- **Problem to solve**:
Set out every line of the items below as a Markdown table with the columns Row and Text, numbering the rows and skipping blank lines. Leave the pictures out.

-----

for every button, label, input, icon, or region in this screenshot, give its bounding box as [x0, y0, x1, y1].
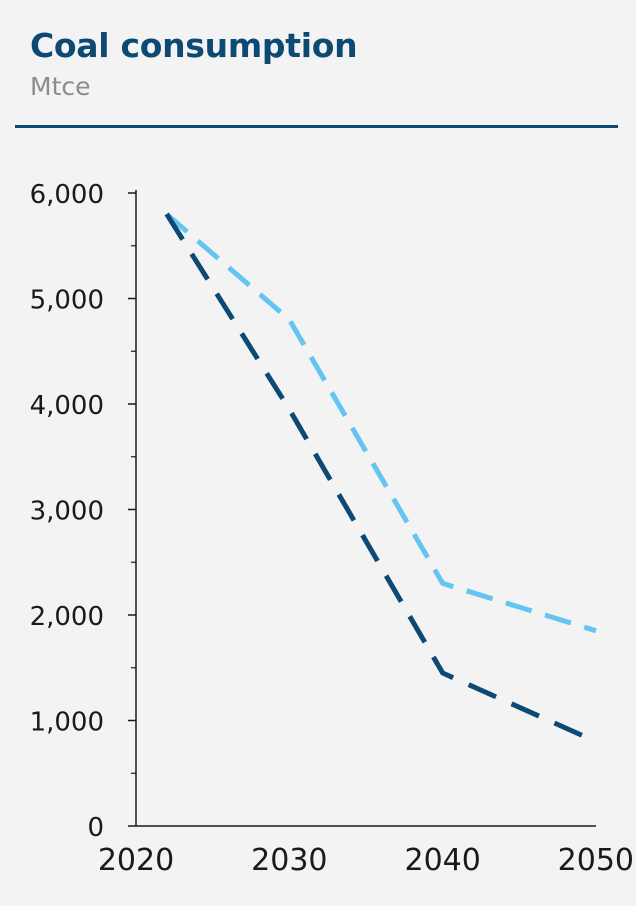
x-tick-label: 2040: [404, 843, 480, 878]
y-tick-label: 4,000: [30, 391, 104, 421]
y-tick-label: 3,000: [30, 497, 104, 527]
series-lines: [164, 212, 598, 744]
chart-title: Coal consumption: [30, 26, 358, 65]
x-tick-label: 2020: [98, 843, 174, 878]
y-tick-label: 6,000: [30, 180, 104, 210]
series-line-1: [164, 212, 598, 744]
y-tick-label: 2,000: [30, 602, 104, 632]
y-tick-label: 5,000: [30, 286, 104, 316]
chart-unit: Mtce: [30, 72, 91, 101]
x-tick-label: 2030: [251, 843, 327, 878]
y-tick-label: 0: [87, 813, 104, 843]
y-axis-ticks: 0 1,000 2,000 3,000 4,000 5,000 6,000: [30, 180, 136, 843]
x-axis-ticks: 2020 2030 2040 2050: [98, 843, 634, 878]
y-tick-label: 1,000: [30, 708, 104, 738]
series-line-0: [165, 212, 597, 634]
x-tick-label: 2050: [558, 843, 634, 878]
title-divider: [15, 125, 618, 128]
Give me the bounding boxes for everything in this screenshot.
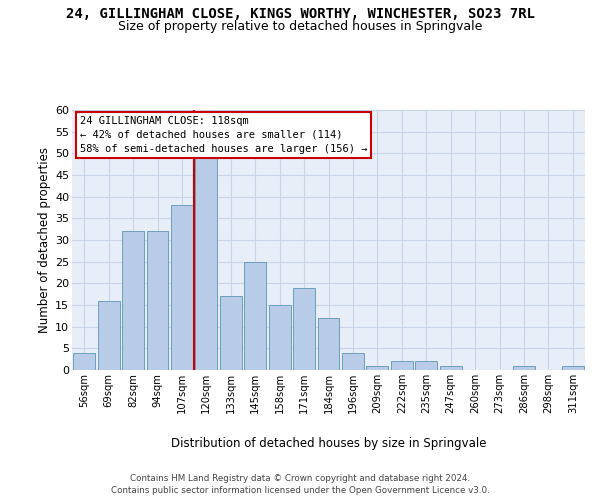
Bar (171, 206, 193, 370)
Text: Contains HM Land Registry data © Crown copyright and database right 2024.
Contai: Contains HM Land Registry data © Crown c… (110, 474, 490, 495)
Bar (244, 262, 266, 370)
Bar (98, 300, 119, 370)
Bar (220, 296, 242, 370)
Bar (367, 366, 388, 370)
Bar (146, 232, 169, 370)
Bar (196, 158, 217, 370)
Bar (562, 366, 584, 370)
Bar (317, 318, 340, 370)
Bar (513, 366, 535, 370)
Text: Distribution of detached houses by size in Springvale: Distribution of detached houses by size … (171, 438, 487, 450)
Text: 24 GILLINGHAM CLOSE: 118sqm
← 42% of detached houses are smaller (114)
58% of se: 24 GILLINGHAM CLOSE: 118sqm ← 42% of det… (80, 116, 367, 154)
Bar (73, 352, 95, 370)
Bar (293, 288, 315, 370)
Bar (342, 352, 364, 370)
Bar (415, 362, 437, 370)
Bar (440, 366, 461, 370)
Text: Size of property relative to detached houses in Springvale: Size of property relative to detached ho… (118, 20, 482, 33)
Y-axis label: Number of detached properties: Number of detached properties (38, 147, 51, 333)
Bar (122, 232, 144, 370)
Text: 24, GILLINGHAM CLOSE, KINGS WORTHY, WINCHESTER, SO23 7RL: 24, GILLINGHAM CLOSE, KINGS WORTHY, WINC… (65, 8, 535, 22)
Bar (391, 362, 413, 370)
Bar (269, 305, 290, 370)
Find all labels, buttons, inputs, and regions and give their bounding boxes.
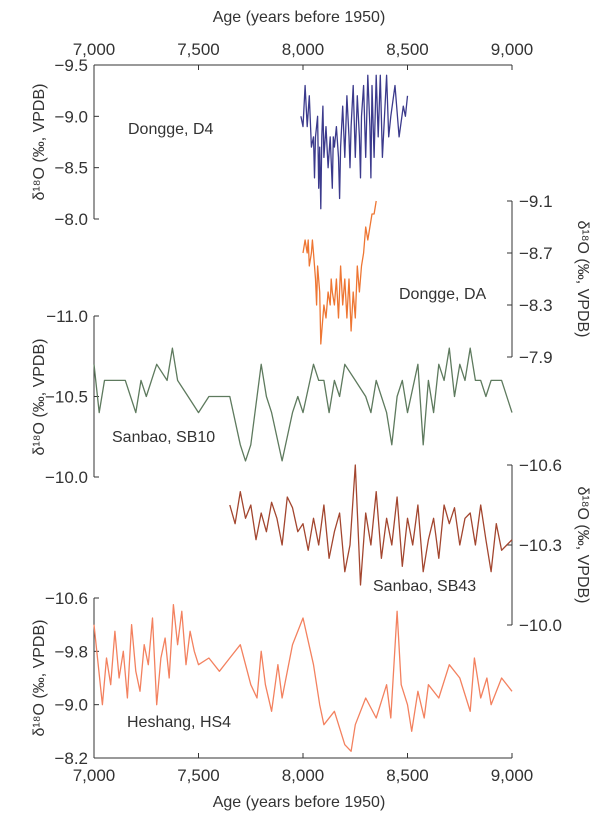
y-tick-label: −9.5: [54, 56, 88, 75]
y-tick-label: −10.6: [45, 589, 88, 608]
top-x-tick-label: 7,000: [73, 40, 116, 59]
series-line: [302, 200, 377, 345]
y-tick-label: −10.6: [519, 456, 562, 475]
top-axis-title: Age (years before 1950): [213, 9, 386, 26]
bottom-axis-title: Age (years before 1950): [213, 794, 386, 811]
bottom-x-tick-label: 7,000: [73, 766, 116, 785]
y-tick-label: −10.5: [45, 388, 88, 407]
y-tick-label: −9.0: [54, 696, 88, 715]
top-x-tick-label: 8,500: [386, 40, 429, 59]
series-line: [93, 604, 513, 752]
series-line: [93, 347, 513, 462]
y-tick-label: −8.0: [54, 210, 88, 229]
panel-sanbao-sb10: −11.0 −10.5 −10.0 δ¹⁸O (‰, VPDB) Sanbao, SB1…: [31, 307, 513, 487]
top-age-axis: Age (years before 1950) 7,000 7,500 8,000 8…: [73, 9, 534, 70]
y-tick-label: −8.3: [519, 296, 553, 315]
y-tick-label: −9.1: [519, 192, 553, 211]
series-label: Sanbao, SB43: [373, 578, 476, 595]
y-tick-label: −9.0: [54, 107, 88, 126]
series-label: Sanbao, SB10: [112, 429, 215, 446]
bottom-x-tick-label: 8,000: [282, 766, 325, 785]
y-tick-label: −11.0: [46, 307, 88, 326]
y-tick-label: −10.0: [519, 616, 562, 635]
series-label: Dongge, D4: [128, 121, 213, 138]
bottom-x-tick-label: 7,500: [177, 766, 220, 785]
panel-dongge-d4: −9.5 −9.0 −8.5 −8.0 δ¹⁸O (‰, VPDB) Dongge, D4: [31, 56, 409, 229]
y-tick-label: −8.2: [54, 749, 88, 768]
y-tick-label: −8.5: [54, 159, 88, 178]
top-x-tick-label: 8,000: [282, 40, 325, 59]
top-x-tick-label: 9,000: [491, 40, 534, 59]
panel-dongge-da: −9.1 −8.7 −8.3 −7.9 δ¹⁸O (‰, VPDB) Dongge, DA: [302, 192, 591, 367]
series-line: [300, 74, 409, 210]
bottom-x-tick-label: 8,500: [386, 766, 429, 785]
y-axis-title: δ¹⁸O (‰, VPDB): [31, 620, 48, 737]
y-tick-label: −10.0: [45, 468, 88, 487]
bottom-age-axis: Age (years before 1950) 7,000 7,500 8,000 8…: [73, 753, 534, 811]
top-x-tick-label: 7,500: [177, 40, 220, 59]
panel-sanbao-sb43: −10.6 −10.3 −10.0 δ¹⁸O (‰, VPDB) Sanbao, SB4…: [229, 456, 591, 635]
y-tick-label: −8.7: [519, 244, 553, 263]
y-axis-title: δ¹⁸O (‰, VPDB): [574, 221, 591, 338]
panels: −9.5 −9.0 −8.5 −8.0 δ¹⁸O (‰, VPDB) Dongge, D4…: [31, 56, 591, 768]
y-tick-label: −10.3: [519, 536, 562, 555]
y-tick-label: −9.8: [54, 642, 88, 661]
series-label: Dongge, DA: [399, 286, 486, 303]
series-label: Heshang, HS4: [127, 714, 231, 731]
y-axis-title: δ¹⁸O (‰, VPDB): [31, 339, 48, 456]
panel-heshang-hs4: −10.6 −9.8 −9.0 −8.2 δ¹⁸O (‰, VPDB) Heshang, …: [31, 589, 513, 768]
y-axis-title: δ¹⁸O (‰, VPDB): [31, 84, 48, 201]
y-axis-title: δ¹⁸O (‰, VPDB): [574, 487, 591, 604]
series-line: [229, 464, 513, 586]
y-tick-label: −7.9: [519, 348, 553, 367]
bottom-x-tick-label: 9,000: [491, 766, 534, 785]
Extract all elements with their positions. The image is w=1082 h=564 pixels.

-----

- **Problem solution**:
| Row | Text |
|---|---|
| 1 | for every button, label, input, icon, or region in this screenshot, give its bounding box as [x0, y0, x1, y1]. |
| 2 | x-tick-label: 2040: [404, 843, 480, 878] |
| 3 | y-tick-label: 4,000: [30, 391, 104, 421] |
| 4 | y-tick-label: 3,000: [30, 497, 104, 527] |
| 5 | series-lines: [164, 212, 598, 744] |
| 6 | chart-title: Coal consumption: [30, 26, 358, 65] |
| 7 | x-tick-label: 2020: [98, 843, 174, 878] |
| 8 | y-tick-label: 6,000: [30, 180, 104, 210] |
| 9 | series-line-1: [164, 212, 598, 744] |
| 10 | y-tick-label: 2,000: [30, 602, 104, 632] |
| 11 | y-tick-label: 5,000: [30, 286, 104, 316] |
| 12 | chart-unit: Mtce: [30, 72, 91, 101] |
| 13 | x-tick-label: 2030: [251, 843, 327, 878] |
| 14 | y-tick-label: 0: [87, 813, 104, 843] |
| 15 | y-axis-ticks: 0 1,000 2,000 3,000 4,000 5,000 6,000: [30, 180, 136, 843] |
| 16 | x-axis-ticks: 2020 2030 2040 2050: [98, 843, 634, 878] |
| 17 | y-tick-label: 1,000: [30, 708, 104, 738] |
| 18 | series-line-0: [165, 212, 597, 634] |
| 19 | x-tick-label: 2050: [558, 843, 634, 878] |
| 20 | title-divider: [15, 125, 618, 128] |
| 21 | Give me the bounding boxes for everything in this screenshot. |
| 22 | Bar (171, 206, 193, 370) |
| 23 | Text: Contains HM Land Registry data © Crown copyright and database right 2024. |
| 24 | Contai: Contains HM Land Registry data © Crown c… (110, 474, 490, 495) |
| 25 | Bar (244, 262, 266, 370) |
| 26 | Bar (98, 300, 119, 370) |
| 27 | Bar (220, 296, 242, 370) |
| 28 | Bar (367, 366, 388, 370) |
| 29 | Bar (146, 232, 169, 370) |
| 30 | Bar (196, 158, 217, 370) |
| 31 | Bar (562, 366, 584, 370) |
| 32 | Bar (317, 318, 340, 370) |
| 33 | Bar (513, 366, 535, 370) |
| 34 | Text: Distribution of detached houses by size in Springvale: Distribution of detached houses by size … (171, 438, 487, 450) |
| 35 | Text: 24 GILLINGHAM CLOSE: 118sqm |
| 36 | ← 42% of detached houses are smaller (114) |
| 37 | 58% of se: 24 GILLINGHAM CLOSE: 118sqm ← 42% of det… (80, 116, 367, 154) |
| 38 | Bar (73, 352, 95, 370) |
| 39 | Bar (293, 288, 315, 370) |
| 40 | Bar (342, 352, 364, 370) |
| 41 | Bar (415, 362, 437, 370) |
| 42 | Bar (440, 366, 461, 370) |
| 43 | Text: Size of property relative to detached houses in Springvale: Size of property relative to detached ho… (118, 20, 482, 33) |
| 44 | Y-axis label: Number of detached properties: Number of detached properties (38, 147, 51, 333) |
| 45 | Bar (122, 232, 144, 370) |
| 46 | Text: 24, GILLINGHAM CLOSE, KINGS WORTHY, WINCHESTER, SO23 7RL: 24, GILLINGHAM CLOSE, KINGS WORTHY, WINC… (65, 8, 535, 22) |
| 47 | Bar (391, 362, 413, 370) |
| 48 | Bar (269, 305, 290, 370) |
| 49 | Find all labels, buttons, inputs, and regions and give their bounding boxes. |
| 50 | y-tick-label: −9.5: [54, 56, 88, 75] |
| 51 | y-tick-label: −10.6: [45, 589, 88, 608] |
| 52 | top-x-tick-label: 7,000: [73, 40, 116, 59] |
| 53 | series-line: [302, 200, 377, 345] |
| 54 | y-tick-label: −10.6: [519, 456, 562, 475] |
| 55 | top-axis-title: Age (years before 1950): [213, 9, 386, 26] |
| 56 | bottom-axis-title: Age (years before 1950): [213, 794, 386, 811] |
| 57 | bottom-x-tick-label: 7,000: [73, 766, 116, 785] |
| 58 | y-tick-label: −10.5: [45, 388, 88, 407] |
| 59 | y-tick-label: −9.0: [54, 696, 88, 715] |
| 60 | top-x-tick-label: 8,500: [386, 40, 429, 59] |
| 61 | series-line: [93, 604, 513, 752] |
| 62 | series-line: [93, 347, 513, 462] |
| 63 | y-tick-label: −8.0: [54, 210, 88, 229] |
| 64 | panel-sanbao-sb10: −11.0 −10.5 −10.0 δ¹⁸O (‰, VPDB) Sanbao, SB1…: [31, 307, 513, 487] |
| 65 | top-age-axis: Age (years before 1950) 7,000 7,500 8,000 8…: [73, 9, 534, 70] |
| 66 | y-tick-label: −8.3: [519, 296, 553, 315] |
| 67 | y-tick-label: −9.1: [519, 192, 553, 211] |
| 68 | series-label: Sanbao, SB43: [373, 578, 476, 595] |
| 69 | y-tick-label: −9.0: [54, 107, 88, 126] |
| 70 | series-label: Sanbao, SB10: [112, 429, 215, 446] |
| 71 | bottom-x-tick-label: 8,000: [282, 766, 325, 785] |
| 72 | y-tick-label: −11.0: [46, 307, 88, 326] |
| 73 | y-tick-label: −10.0: [519, 616, 562, 635] |
| 74 | series-label: Dongge, D4: [128, 121, 213, 138] |
| 75 | bottom-x-tick-label: 7,500: [177, 766, 220, 785] |
| 76 | panel-dongge-d4: −9.5 −9.0 −8.5 −8.0 δ¹⁸O (‰, VPDB) Dongge, D4: [31, 56, 409, 229] |
| 77 | y-tick-label: −8.2: [54, 749, 88, 768] |
| 78 | y-tick-label: −8.5: [54, 159, 88, 178] |
| 79 | top-x-tick-label: 8,000: [282, 40, 325, 59] |
| 80 | top-x-tick-label: 9,000: [491, 40, 534, 59] |
| 81 | panel-dongge-da: −9.1 −8.7 −8.3 −7.9 δ¹⁸O (‰, VPDB) Dongge, DA: [302, 192, 591, 367] |
| 82 | series-line: [300, 74, 409, 210] |
| 83 | bottom-x-tick-label: 8,500: [386, 766, 429, 785] |
| 84 | y-axis-title: δ¹⁸O (‰, VPDB): [31, 620, 48, 737] |
| 85 | y-tick-label: −10.0: [45, 468, 88, 487] |
| 86 | bottom-age-axis: Age (years before 1950) 7,000 7,500 8,000 8…: [73, 753, 534, 811] |
| 87 | top-x-tick-label: 7,500: [177, 40, 220, 59] |
| 88 | panel-sanbao-sb43: −10.6 −10.3 −10.0 δ¹⁸O (‰, VPDB) Sanbao, SB4…: [229, 456, 591, 635] |
| 89 | y-tick-label: −8.7: [519, 244, 553, 263] |
| 90 | y-axis-title: δ¹⁸O (‰, VPDB): [574, 221, 591, 338] |
| 91 | panels: −9.5 −9.0 −8.5 −8.0 δ¹⁸O (‰, VPDB) Dongge, D4…: [31, 56, 591, 768] |
| 92 | y-tick-label: −10.3: [519, 536, 562, 555] |
| 93 | y-tick-label: −9.8: [54, 642, 88, 661] |
| 94 | series-label: Dongge, DA: [399, 286, 486, 303] |
| 95 | series-label: Heshang, HS4: [127, 714, 231, 731] |
| 96 | y-axis-title: δ¹⁸O (‰, VPDB): [31, 339, 48, 456] |
| 97 | panel-heshang-hs4: −10.6 −9.8 −9.0 −8.2 δ¹⁸O (‰, VPDB) Heshang, …: [31, 589, 513, 768] |
| 98 | y-axis-title: δ¹⁸O (‰, VPDB): [31, 84, 48, 201] |
| 99 | y-axis-title: δ¹⁸O (‰, VPDB): [574, 487, 591, 604] |
| 100 | series-line: [229, 464, 513, 586] |
| 101 | y-tick-label: −7.9: [519, 348, 553, 367] |
| 102 | bottom-x-tick-label: 9,000: [491, 766, 534, 785] |
| 103 | Extract all elements with their positions. The image is w=1082 h=564 pixels. |